• **TO DO**
Your task is to repeat all of the data exactly while excluding the pictures.

• **EXERCISE INPUT**
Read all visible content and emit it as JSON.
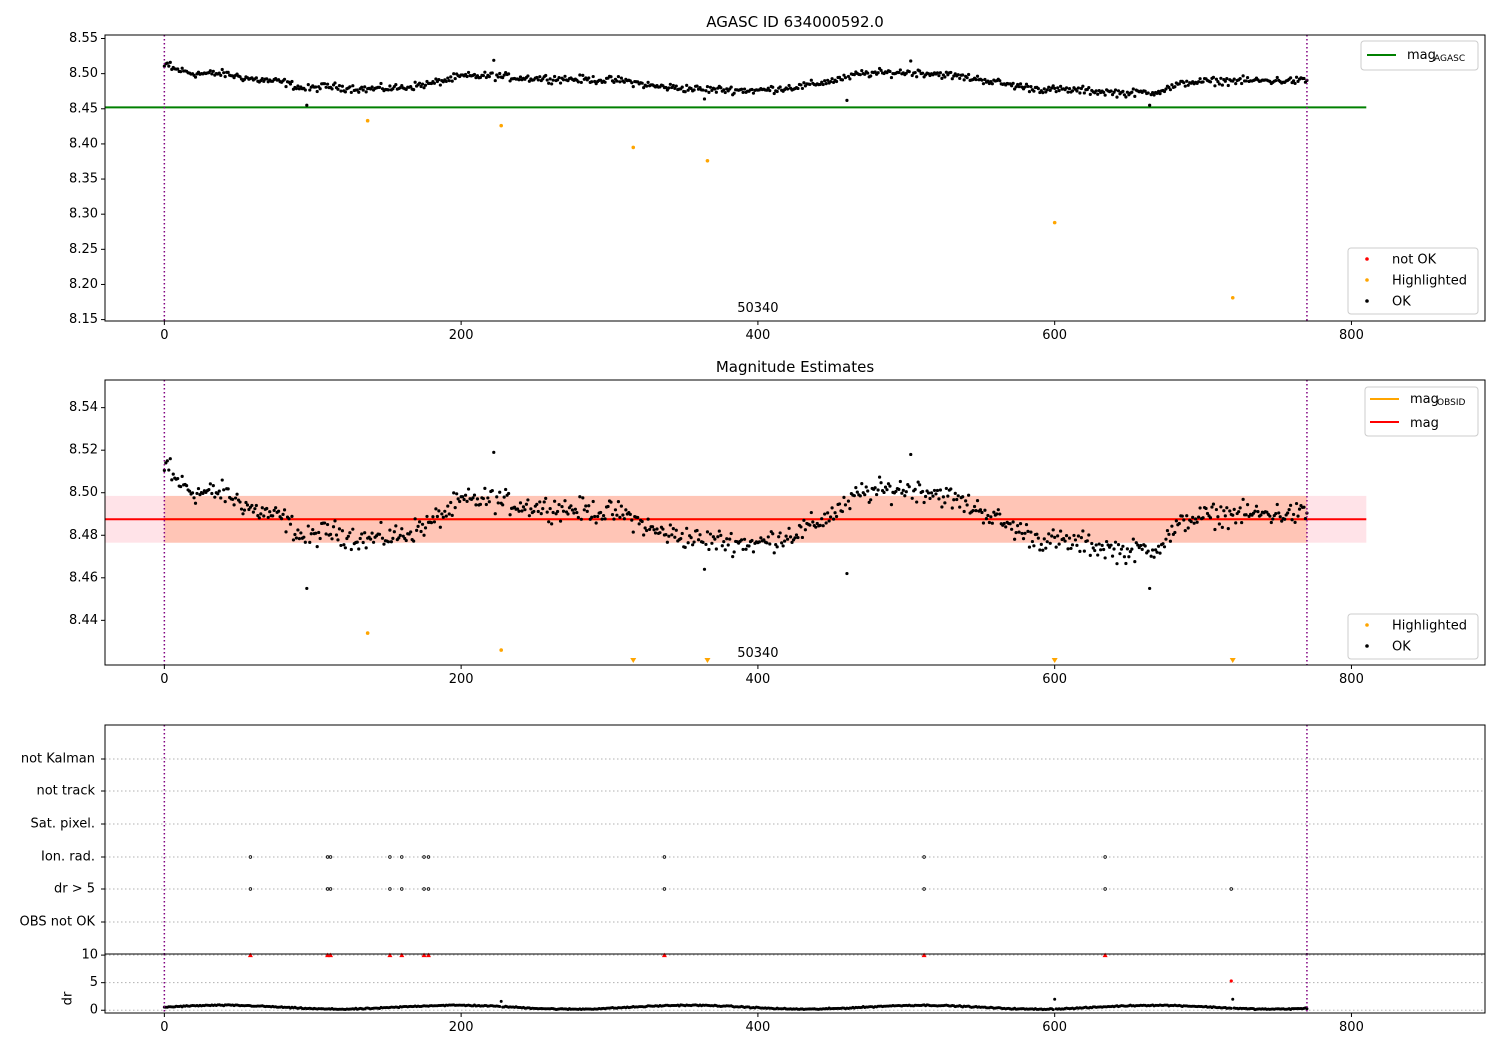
{
  "chart_data": [
    {
      "type": "scatter",
      "title": "AGASC ID 634000592.0",
      "xlabel": "",
      "ylabel": "",
      "xlim": [
        -40,
        890
      ],
      "ylim": [
        8.148,
        8.555
      ],
      "xticks": [
        0,
        200,
        400,
        600,
        800
      ],
      "yticks": [
        8.15,
        8.2,
        8.25,
        8.3,
        8.35,
        8.4,
        8.45,
        8.5,
        8.55
      ],
      "annotation": "50340",
      "series": [
        {
          "name": "OK",
          "color": "#000000",
          "n_points": 770,
          "x_range": [
            0,
            770
          ],
          "description": "dense per-frame magnitudes between ~8.455 and ~8.52"
        },
        {
          "name": "Highlighted",
          "color": "#ffa500",
          "x": [
            137,
            227,
            316,
            366,
            600,
            720
          ],
          "y": [
            8.433,
            8.426,
            8.395,
            8.376,
            8.288,
            8.181
          ]
        },
        {
          "name": "not OK",
          "color": "#ff0000",
          "x": [],
          "y": []
        }
      ],
      "lines": [
        {
          "name": "mag_AGASC",
          "color": "#008000",
          "y": 8.452,
          "x": [
            -40,
            810
          ]
        }
      ],
      "vlines": [
        0,
        770
      ],
      "legend_upper": [
        "mag_AGASC"
      ],
      "legend_upper_main": "mag",
      "legend_upper_sub": "AGASC",
      "legend_lower": [
        "not OK",
        "Highlighted",
        "OK"
      ],
      "grid": false
    },
    {
      "type": "scatter",
      "title": "Magnitude Estimates",
      "xlabel": "",
      "ylabel": "",
      "xlim": [
        -40,
        890
      ],
      "ylim": [
        8.419,
        8.553
      ],
      "xticks": [
        0,
        200,
        400,
        600,
        800
      ],
      "yticks": [
        8.44,
        8.46,
        8.48,
        8.5,
        8.52,
        8.54
      ],
      "annotation": "50340",
      "series": [
        {
          "name": "OK",
          "color": "#000000",
          "n_points": 770,
          "x_range": [
            0,
            770
          ],
          "description": "per-frame magnitudes between ~8.455 and ~8.518"
        },
        {
          "name": "Highlighted",
          "color": "#ffa500",
          "x": [
            137,
            227
          ],
          "y": [
            8.434,
            8.426
          ]
        },
        {
          "name": "Highlighted (clipped below axis)",
          "color": "#ffa500",
          "x": [
            316,
            366,
            600,
            720
          ]
        }
      ],
      "lines": [
        {
          "name": "mag_OBSID",
          "color": "#ffa500",
          "y": 8.4875,
          "x": [
            0,
            770
          ]
        },
        {
          "name": "mag",
          "color": "#ff0000",
          "y": 8.4875,
          "x": [
            -40,
            810
          ]
        }
      ],
      "bands": [
        {
          "color": "#ffc0cb",
          "y": [
            8.4765,
            8.4985
          ],
          "x": [
            -40,
            810
          ]
        },
        {
          "color": "#ffa07a",
          "y": [
            8.4765,
            8.4985
          ],
          "x": [
            0,
            770
          ]
        }
      ],
      "vlines": [
        0,
        770
      ],
      "legend_upper": [
        "mag_OBSID",
        "mag"
      ],
      "legend_upper_main": "mag",
      "legend_upper_sub": "OBSID",
      "legend_lower": [
        "Highlighted",
        "OK"
      ],
      "grid": false
    },
    {
      "type": "scatter",
      "title": "",
      "xlim": [
        -40,
        890
      ],
      "categories": [
        "not Kalman",
        "not track",
        "Sat. pixel.",
        "Ion. rad.",
        "dr > 5",
        "OBS not OK"
      ],
      "flags": {
        "Ion. rad.": [
          58,
          110,
          112,
          152,
          160,
          175,
          178,
          337,
          512,
          634
        ],
        "dr > 5": [
          58,
          110,
          112,
          152,
          160,
          175,
          178,
          337,
          512,
          634,
          719
        ]
      },
      "vlines": [
        0,
        770
      ],
      "grid": "y-dotted"
    },
    {
      "type": "scatter",
      "title": "",
      "ylabel": "dr",
      "xlim": [
        -40,
        890
      ],
      "ylim": [
        -0.5,
        10.2
      ],
      "xticks": [
        0,
        200,
        400,
        600,
        800
      ],
      "yticks": [
        0,
        5,
        10
      ],
      "series": [
        {
          "name": "dr",
          "color": "#000000",
          "n_points": 770,
          "x_range": [
            0,
            770
          ],
          "description": "mostly 0.2-1.2, outliers ~1.6 at x=227, ~2 at x=600 and x=720"
        },
        {
          "name": "dr > 5 (clipped)",
          "color": "#ff0000",
          "x": [
            58,
            110,
            112,
            152,
            160,
            175,
            178,
            337,
            512,
            634
          ],
          "y": [
            10,
            10,
            10,
            10,
            10,
            10,
            10,
            10,
            10,
            10
          ]
        },
        {
          "name": "dr > 5",
          "color": "#ff0000",
          "x": [
            719
          ],
          "y": [
            5.3
          ]
        }
      ],
      "vlines": [
        0,
        770
      ],
      "grid": "y-dotted"
    }
  ]
}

• **WRITTEN SOLUTION**
Read all visible content and emit it as JSON.
{
  "chart_data": [
    {
      "type": "scatter",
      "title": "AGASC ID 634000592.0",
      "xlabel": "",
      "ylabel": "",
      "xlim": [
        -40,
        890
      ],
      "ylim": [
        8.148,
        8.555
      ],
      "xticks": [
        0,
        200,
        400,
        600,
        800
      ],
      "yticks": [
        8.15,
        8.2,
        8.25,
        8.3,
        8.35,
        8.4,
        8.45,
        8.5,
        8.55
      ],
      "annotation": "50340",
      "series": [
        {
          "name": "OK",
          "color": "#000000",
          "n_points": 770,
          "x_range": [
            0,
            770
          ],
          "description": "dense per-frame magnitudes between ~8.455 and ~8.52"
        },
        {
          "name": "Highlighted",
          "color": "#ffa500",
          "x": [
            137,
            227,
            316,
            366,
            600,
            720
          ],
          "y": [
            8.433,
            8.426,
            8.395,
            8.376,
            8.288,
            8.181
          ]
        },
        {
          "name": "not OK",
          "color": "#ff0000",
          "x": [],
          "y": []
        }
      ],
      "lines": [
        {
          "name": "mag_AGASC",
          "color": "#008000",
          "y": 8.452,
          "x": [
            -40,
            810
          ]
        }
      ],
      "vlines": [
        0,
        770
      ],
      "legend_upper": [
        "mag_AGASC"
      ],
      "legend_upper_main": "mag",
      "legend_upper_sub": "AGASC",
      "legend_lower": [
        "not OK",
        "Highlighted",
        "OK"
      ],
      "grid": false
    },
    {
      "type": "scatter",
      "title": "Magnitude Estimates",
      "xlabel": "",
      "ylabel": "",
      "xlim": [
        -40,
        890
      ],
      "ylim": [
        8.419,
        8.553
      ],
      "xticks": [
        0,
        200,
        400,
        600,
        800
      ],
      "yticks": [
        8.44,
        8.46,
        8.48,
        8.5,
        8.52,
        8.54
      ],
      "annotation": "50340",
      "series": [
        {
          "name": "OK",
          "color": "#000000",
          "n_points": 770,
          "x_range": [
            0,
            770
          ],
          "description": "per-frame magnitudes between ~8.455 and ~8.518"
        },
        {
          "name": "Highlighted",
          "color": "#ffa500",
          "x": [
            137,
            227
          ],
          "y": [
            8.434,
            8.426
          ]
        },
        {
          "name": "Highlighted (clipped below axis)",
          "color": "#ffa500",
          "x": [
            316,
            366,
            600,
            720
          ]
        }
      ],
      "lines": [
        {
          "name": "mag_OBSID",
          "color": "#ffa500",
          "y": 8.4875,
          "x": [
            0,
            770
          ]
        },
        {
          "name": "mag",
          "color": "#ff0000",
          "y": 8.4875,
          "x": [
            -40,
            810
          ]
        }
      ],
      "bands": [
        {
          "color": "#ffc0cb",
          "y": [
            8.4765,
            8.4985
          ],
          "x": [
            -40,
            810
          ]
        },
        {
          "color": "#ffa07a",
          "y": [
            8.4765,
            8.4985
          ],
          "x": [
            0,
            770
          ]
        }
      ],
      "vlines": [
        0,
        770
      ],
      "legend_upper": [
        "mag_OBSID",
        "mag"
      ],
      "legend_upper_main": "mag",
      "legend_upper_sub": "OBSID",
      "legend_lower": [
        "Highlighted",
        "OK"
      ],
      "grid": false
    },
    {
      "type": "scatter",
      "title": "",
      "xlim": [
        -40,
        890
      ],
      "categories": [
        "not Kalman",
        "not track",
        "Sat. pixel.",
        "Ion. rad.",
        "dr > 5",
        "OBS not OK"
      ],
      "flags": {
        "Ion. rad.": [
          58,
          110,
          112,
          152,
          160,
          175,
          178,
          337,
          512,
          634
        ],
        "dr > 5": [
          58,
          110,
          112,
          152,
          160,
          175,
          178,
          337,
          512,
          634,
          719
        ]
      },
      "vlines": [
        0,
        770
      ],
      "grid": "y-dotted"
    },
    {
      "type": "scatter",
      "title": "",
      "ylabel": "dr",
      "xlim": [
        -40,
        890
      ],
      "ylim": [
        -0.5,
        10.2
      ],
      "xticks": [
        0,
        200,
        400,
        600,
        800
      ],
      "yticks": [
        0,
        5,
        10
      ],
      "series": [
        {
          "name": "dr",
          "color": "#000000",
          "n_points": 770,
          "x_range": [
            0,
            770
          ],
          "description": "mostly 0.2-1.2, outliers ~1.6 at x=227, ~2 at x=600 and x=720"
        },
        {
          "name": "dr > 5 (clipped)",
          "color": "#ff0000",
          "x": [
            58,
            110,
            112,
            152,
            160,
            175,
            178,
            337,
            512,
            634
          ],
          "y": [
            10,
            10,
            10,
            10,
            10,
            10,
            10,
            10,
            10,
            10
          ]
        },
        {
          "name": "dr > 5",
          "color": "#ff0000",
          "x": [
            719
          ],
          "y": [
            5.3
          ]
        }
      ],
      "vlines": [
        0,
        770
      ],
      "grid": "y-dotted"
    }
  ]
}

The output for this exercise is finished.